Write out the full listing again, exactly as it stands.
— START Data to use —
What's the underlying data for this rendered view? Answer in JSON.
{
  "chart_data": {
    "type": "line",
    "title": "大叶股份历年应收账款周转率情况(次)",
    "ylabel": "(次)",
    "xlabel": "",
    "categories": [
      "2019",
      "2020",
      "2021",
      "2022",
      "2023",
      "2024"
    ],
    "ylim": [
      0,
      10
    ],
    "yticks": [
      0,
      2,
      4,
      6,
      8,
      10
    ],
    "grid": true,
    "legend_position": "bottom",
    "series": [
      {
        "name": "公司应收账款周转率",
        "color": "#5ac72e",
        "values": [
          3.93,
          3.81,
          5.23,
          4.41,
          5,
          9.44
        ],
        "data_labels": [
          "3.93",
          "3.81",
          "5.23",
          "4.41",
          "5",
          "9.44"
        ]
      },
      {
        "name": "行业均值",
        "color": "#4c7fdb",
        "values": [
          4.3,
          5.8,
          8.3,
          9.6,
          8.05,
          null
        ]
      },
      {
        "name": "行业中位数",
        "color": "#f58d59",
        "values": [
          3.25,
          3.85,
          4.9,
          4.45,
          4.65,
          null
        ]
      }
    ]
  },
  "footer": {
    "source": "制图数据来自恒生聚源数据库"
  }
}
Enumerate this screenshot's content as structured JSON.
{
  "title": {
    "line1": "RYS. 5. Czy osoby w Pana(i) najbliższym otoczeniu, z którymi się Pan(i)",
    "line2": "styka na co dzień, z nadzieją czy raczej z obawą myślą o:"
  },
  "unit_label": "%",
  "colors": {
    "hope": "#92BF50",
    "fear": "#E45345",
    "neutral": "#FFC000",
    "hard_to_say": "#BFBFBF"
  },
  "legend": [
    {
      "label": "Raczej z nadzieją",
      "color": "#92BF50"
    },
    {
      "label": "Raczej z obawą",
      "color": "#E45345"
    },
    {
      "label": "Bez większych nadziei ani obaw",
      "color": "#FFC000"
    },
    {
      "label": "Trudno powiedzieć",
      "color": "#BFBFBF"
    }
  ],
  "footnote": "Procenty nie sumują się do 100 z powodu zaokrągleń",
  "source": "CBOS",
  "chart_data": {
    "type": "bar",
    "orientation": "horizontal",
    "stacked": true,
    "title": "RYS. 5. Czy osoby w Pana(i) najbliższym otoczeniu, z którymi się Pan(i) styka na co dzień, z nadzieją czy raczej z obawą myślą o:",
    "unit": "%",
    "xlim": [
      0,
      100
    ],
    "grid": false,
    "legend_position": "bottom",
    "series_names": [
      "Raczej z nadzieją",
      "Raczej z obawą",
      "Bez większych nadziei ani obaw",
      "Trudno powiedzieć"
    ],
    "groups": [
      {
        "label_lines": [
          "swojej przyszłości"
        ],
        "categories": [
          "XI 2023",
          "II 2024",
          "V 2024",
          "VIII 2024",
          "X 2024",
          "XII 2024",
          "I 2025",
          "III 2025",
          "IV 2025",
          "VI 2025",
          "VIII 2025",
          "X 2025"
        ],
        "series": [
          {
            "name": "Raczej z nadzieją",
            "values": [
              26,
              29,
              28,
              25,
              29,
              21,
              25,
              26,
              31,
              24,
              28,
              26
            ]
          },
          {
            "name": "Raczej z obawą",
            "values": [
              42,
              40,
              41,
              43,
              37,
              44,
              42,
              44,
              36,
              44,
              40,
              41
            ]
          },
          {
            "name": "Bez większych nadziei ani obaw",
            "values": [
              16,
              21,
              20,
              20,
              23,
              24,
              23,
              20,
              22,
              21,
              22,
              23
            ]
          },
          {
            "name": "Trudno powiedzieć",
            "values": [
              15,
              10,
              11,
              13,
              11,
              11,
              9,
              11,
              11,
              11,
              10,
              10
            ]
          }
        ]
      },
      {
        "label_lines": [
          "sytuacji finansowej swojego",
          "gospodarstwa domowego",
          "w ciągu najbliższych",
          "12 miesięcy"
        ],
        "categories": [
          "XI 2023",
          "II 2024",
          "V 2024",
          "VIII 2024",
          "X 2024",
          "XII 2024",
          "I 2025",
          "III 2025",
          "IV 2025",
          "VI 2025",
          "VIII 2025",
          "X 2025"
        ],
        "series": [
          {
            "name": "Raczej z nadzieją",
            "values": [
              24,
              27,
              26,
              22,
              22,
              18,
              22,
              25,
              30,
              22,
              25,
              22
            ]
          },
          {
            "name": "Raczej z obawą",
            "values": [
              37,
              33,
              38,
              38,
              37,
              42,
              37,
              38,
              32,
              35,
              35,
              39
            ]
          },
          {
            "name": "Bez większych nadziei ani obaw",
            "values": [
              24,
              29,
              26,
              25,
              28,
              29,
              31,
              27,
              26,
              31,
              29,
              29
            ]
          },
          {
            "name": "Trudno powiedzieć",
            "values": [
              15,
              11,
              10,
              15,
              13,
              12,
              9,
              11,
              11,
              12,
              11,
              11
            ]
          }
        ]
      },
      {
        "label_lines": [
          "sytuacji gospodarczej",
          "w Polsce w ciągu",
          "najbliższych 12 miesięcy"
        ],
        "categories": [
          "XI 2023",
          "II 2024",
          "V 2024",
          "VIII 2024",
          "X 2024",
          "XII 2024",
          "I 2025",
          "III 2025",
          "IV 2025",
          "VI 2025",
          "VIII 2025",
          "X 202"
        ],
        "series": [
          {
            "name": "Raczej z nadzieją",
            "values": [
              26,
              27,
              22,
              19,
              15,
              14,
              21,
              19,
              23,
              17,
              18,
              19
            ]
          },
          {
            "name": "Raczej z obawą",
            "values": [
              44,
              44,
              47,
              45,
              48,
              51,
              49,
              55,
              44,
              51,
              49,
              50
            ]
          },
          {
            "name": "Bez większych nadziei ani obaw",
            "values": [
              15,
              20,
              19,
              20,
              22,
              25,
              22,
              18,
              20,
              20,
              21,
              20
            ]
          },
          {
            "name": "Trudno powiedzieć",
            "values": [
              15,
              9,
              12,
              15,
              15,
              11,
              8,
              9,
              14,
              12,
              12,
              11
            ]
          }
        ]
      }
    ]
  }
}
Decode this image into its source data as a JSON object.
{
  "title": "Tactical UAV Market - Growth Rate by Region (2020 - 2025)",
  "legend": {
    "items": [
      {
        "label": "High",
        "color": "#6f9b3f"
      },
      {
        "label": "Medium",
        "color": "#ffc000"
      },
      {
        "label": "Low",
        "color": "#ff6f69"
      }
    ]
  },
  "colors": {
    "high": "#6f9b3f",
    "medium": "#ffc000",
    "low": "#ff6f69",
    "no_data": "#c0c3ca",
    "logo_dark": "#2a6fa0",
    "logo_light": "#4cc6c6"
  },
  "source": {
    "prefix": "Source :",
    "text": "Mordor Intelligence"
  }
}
— END Data to use —
Result:
What's the underlying data for this rendered view? Answer in JSON.
{
  "chart_data": {
    "type": "line",
    "title": "大叶股份历年应收账款周转率情况(次)",
    "ylabel": "(次)",
    "xlabel": "",
    "categories": [
      "2019",
      "2020",
      "2021",
      "2022",
      "2023",
      "2024"
    ],
    "ylim": [
      0,
      10
    ],
    "yticks": [
      0,
      2,
      4,
      6,
      8,
      10
    ],
    "grid": true,
    "legend_position": "bottom",
    "series": [
      {
        "name": "公司应收账款周转率",
        "color": "#5ac72e",
        "values": [
          3.93,
          3.81,
          5.23,
          4.41,
          5,
          9.44
        ],
        "data_labels": [
          "3.93",
          "3.81",
          "5.23",
          "4.41",
          "5",
          "9.44"
        ]
      },
      {
        "name": "行业均值",
        "color": "#4c7fdb",
        "values": [
          4.3,
          5.8,
          8.3,
          9.6,
          8.05,
          null
        ]
      },
      {
        "name": "行业中位数",
        "color": "#f58d59",
        "values": [
          3.25,
          3.85,
          4.9,
          4.45,
          4.65,
          null
        ]
      }
    ]
  },
  "footer": {
    "source": "制图数据来自恒生聚源数据库"
  }
}
Enumerate this screenshot's content as structured JSON.
{
  "title": {
    "line1": "RYS. 5. Czy osoby w Pana(i) najbliższym otoczeniu, z którymi się Pan(i)",
    "line2": "styka na co dzień, z nadzieją czy raczej z obawą myślą o:"
  },
  "unit_label": "%",
  "colors": {
    "hope": "#92BF50",
    "fear": "#E45345",
    "neutral": "#FFC000",
    "hard_to_say": "#BFBFBF"
  },
  "legend": [
    {
      "label": "Raczej z nadzieją",
      "color": "#92BF50"
    },
    {
      "label": "Raczej z obawą",
      "color": "#E45345"
    },
    {
      "label": "Bez większych nadziei ani obaw",
      "color": "#FFC000"
    },
    {
      "label": "Trudno powiedzieć",
      "color": "#BFBFBF"
    }
  ],
  "footnote": "Procenty nie sumują się do 100 z powodu zaokrągleń",
  "source": "CBOS",
  "chart_data": {
    "type": "bar",
    "orientation": "horizontal",
    "stacked": true,
    "title": "RYS. 5. Czy osoby w Pana(i) najbliższym otoczeniu, z którymi się Pan(i) styka na co dzień, z nadzieją czy raczej z obawą myślą o:",
    "unit": "%",
    "xlim": [
      0,
      100
    ],
    "grid": false,
    "legend_position": "bottom",
    "series_names": [
      "Raczej z nadzieją",
      "Raczej z obawą",
      "Bez większych nadziei ani obaw",
      "Trudno powiedzieć"
    ],
    "groups": [
      {
        "label_lines": [
          "swojej przyszłości"
        ],
        "categories": [
          "XI 2023",
          "II 2024",
          "V 2024",
          "VIII 2024",
          "X 2024",
          "XII 2024",
          "I 2025",
          "III 2025",
          "IV 2025",
          "VI 2025",
          "VIII 2025",
          "X 2025"
        ],
        "series": [
          {
            "name": "Raczej z nadzieją",
            "values": [
              26,
              29,
              28,
              25,
              29,
              21,
              25,
              26,
              31,
              24,
              28,
              26
            ]
          },
          {
            "name": "Raczej z obawą",
            "values": [
              42,
              40,
              41,
              43,
              37,
              44,
              42,
              44,
              36,
              44,
              40,
              41
            ]
          },
          {
            "name": "Bez większych nadziei ani obaw",
            "values": [
              16,
              21,
              20,
              20,
              23,
              24,
              23,
              20,
              22,
              21,
              22,
              23
            ]
          },
          {
            "name": "Trudno powiedzieć",
            "values": [
              15,
              10,
              11,
              13,
              11,
              11,
              9,
              11,
              11,
              11,
              10,
              10
            ]
          }
        ]
      },
      {
        "label_lines": [
          "sytuacji finansowej swojego",
          "gospodarstwa domowego",
          "w ciągu najbliższych",
          "12 miesięcy"
        ],
        "categories": [
          "XI 2023",
          "II 2024",
          "V 2024",
          "VIII 2024",
          "X 2024",
          "XII 2024",
          "I 2025",
          "III 2025",
          "IV 2025",
          "VI 2025",
          "VIII 2025",
          "X 2025"
        ],
        "series": [
          {
            "name": "Raczej z nadzieją",
            "values": [
              24,
              27,
              26,
              22,
              22,
              18,
              22,
              25,
              30,
              22,
              25,
              22
            ]
          },
          {
            "name": "Raczej z obawą",
            "values": [
              37,
              33,
              38,
              38,
              37,
              42,
              37,
              38,
              32,
              35,
              35,
              39
            ]
          },
          {
            "name": "Bez większych nadziei ani obaw",
            "values": [
              24,
              29,
              26,
              25,
              28,
              29,
              31,
              27,
              26,
              31,
              29,
              29
            ]
          },
          {
            "name": "Trudno powiedzieć",
            "values": [
              15,
              11,
              10,
              15,
              13,
              12,
              9,
              11,
              11,
              12,
              11,
              11
            ]
          }
        ]
      },
      {
        "label_lines": [
          "sytuacji gospodarczej",
          "w Polsce w ciągu",
          "najbliższych 12 miesięcy"
        ],
        "categories": [
          "XI 2023",
          "II 2024",
          "V 2024",
          "VIII 2024",
          "X 2024",
          "XII 2024",
          "I 2025",
          "III 2025",
          "IV 2025",
          "VI 2025",
          "VIII 2025",
          "X 202"
        ],
        "series": [
          {
            "name": "Raczej z nadzieją",
            "values": [
              26,
              27,
              22,
              19,
              15,
              14,
              21,
              19,
              23,
              17,
              18,
              19
            ]
          },
          {
            "name": "Raczej z obawą",
            "values": [
              44,
              44,
              47,
              45,
              48,
              51,
              49,
              55,
              44,
              51,
              49,
              50
            ]
          },
          {
            "name": "Bez większych nadziei ani obaw",
            "values": [
              15,
              20,
              19,
              20,
              22,
              25,
              22,
              18,
              20,
              20,
              21,
              20
            ]
          },
          {
            "name": "Trudno powiedzieć",
            "values": [
              15,
              9,
              12,
              15,
              15,
              11,
              8,
              9,
              14,
              12,
              12,
              11
            ]
          }
        ]
      }
    ]
  }
}
Decode this image into its source data as a JSON object.
{
  "title": "Tactical UAV Market - Growth Rate by Region (2020 - 2025)",
  "legend": {
    "items": [
      {
        "label": "High",
        "color": "#6f9b3f"
      },
      {
        "label": "Medium",
        "color": "#ffc000"
      },
      {
        "label": "Low",
        "color": "#ff6f69"
      }
    ]
  },
  "colors": {
    "high": "#6f9b3f",
    "medium": "#ffc000",
    "low": "#ff6f69",
    "no_data": "#c0c3ca",
    "logo_dark": "#2a6fa0",
    "logo_light": "#4cc6c6"
  },
  "source": {
    "prefix": "Source :",
    "text": "Mordor Intelligence"
  }
}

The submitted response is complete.